## [What the task requires]
What you return must be the full data, repeated verbatim, with no pictures in it.

[Transcribed document page entries]
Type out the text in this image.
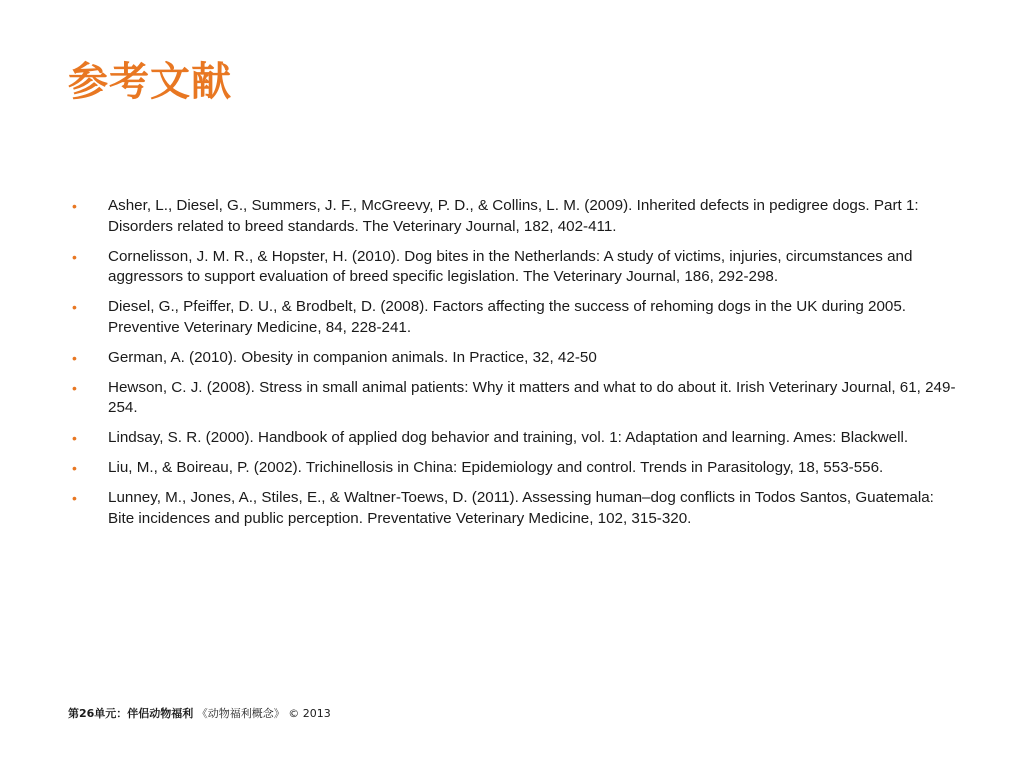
参考文献
• Asher, L., Diesel, G., Summers, J. F., McGreevy, P. D., & Collins, L. M. (2009). Inherited defects in pedigree dogs. Part 1: Disorders related to breed standards. The Veterinary Journal, 182, 402-411.
• Cornelisson, J. M. R., & Hopster, H. (2010). Dog bites in the Netherlands: A study of victims, injuries, circumstances and aggressors to support evaluation of breed specific legislation. The Veterinary Journal, 186, 292-298.
• Diesel, G., Pfeiffer, D. U., & Brodbelt, D. (2008). Factors affecting the success of rehoming dogs in the UK during 2005. Preventive Veterinary Medicine, 84, 228-241.
• German, A. (2010). Obesity in companion animals. In Practice, 32, 42-50
• Hewson, C. J. (2008). Stress in small animal patients: Why it matters and what to do about it. Irish Veterinary Journal, 61, 249-254.
• Lindsay, S. R. (2000). Handbook of applied dog behavior and training, vol. 1: Adaptation and learning. Ames: Blackwell.
• Liu, M., & Boireau, P. (2002). Trichinellosis in China: Epidemiology and control. Trends in Parasitology, 18, 553-556.
• Lunney, M., Jones, A., Stiles, E., & Waltner-Toews, D. (2011). Assessing human–dog conflicts in Todos Santos, Guatemala: Bite incidences and public perception. Preventative Veterinary Medicine, 102, 315-320.
第26单元：伴侣动物福利 《动物福利概念》 © 2013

## [Solution]
Type out the text in this image.
参考文献
• Asher, L., Diesel, G., Summers, J. F., McGreevy, P. D., & Collins, L. M. (2009). Inherited defects in pedigree dogs. Part 1: Disorders related to breed standards. The Veterinary Journal, 182, 402-411.
• Cornelisson, J. M. R., & Hopster, H. (2010). Dog bites in the Netherlands: A study of victims, injuries, circumstances and aggressors to support evaluation of breed specific legislation. The Veterinary Journal, 186, 292-298.
• Diesel, G., Pfeiffer, D. U., & Brodbelt, D. (2008). Factors affecting the success of rehoming dogs in the UK during 2005. Preventive Veterinary Medicine, 84, 228-241.
• German, A. (2010). Obesity in companion animals. In Practice, 32, 42-50
• Hewson, C. J. (2008). Stress in small animal patients: Why it matters and what to do about it. Irish Veterinary Journal, 61, 249-254.
• Lindsay, S. R. (2000). Handbook of applied dog behavior and training, vol. 1: Adaptation and learning. Ames: Blackwell.
• Liu, M., & Boireau, P. (2002). Trichinellosis in China: Epidemiology and control. Trends in Parasitology, 18, 553-556.
• Lunney, M., Jones, A., Stiles, E., & Waltner-Toews, D. (2011). Assessing human–dog conflicts in Todos Santos, Guatemala: Bite incidences and public perception. Preventative Veterinary Medicine, 102, 315-320.
第26单元：伴侣动物福利 《动物福利概念》 © 2013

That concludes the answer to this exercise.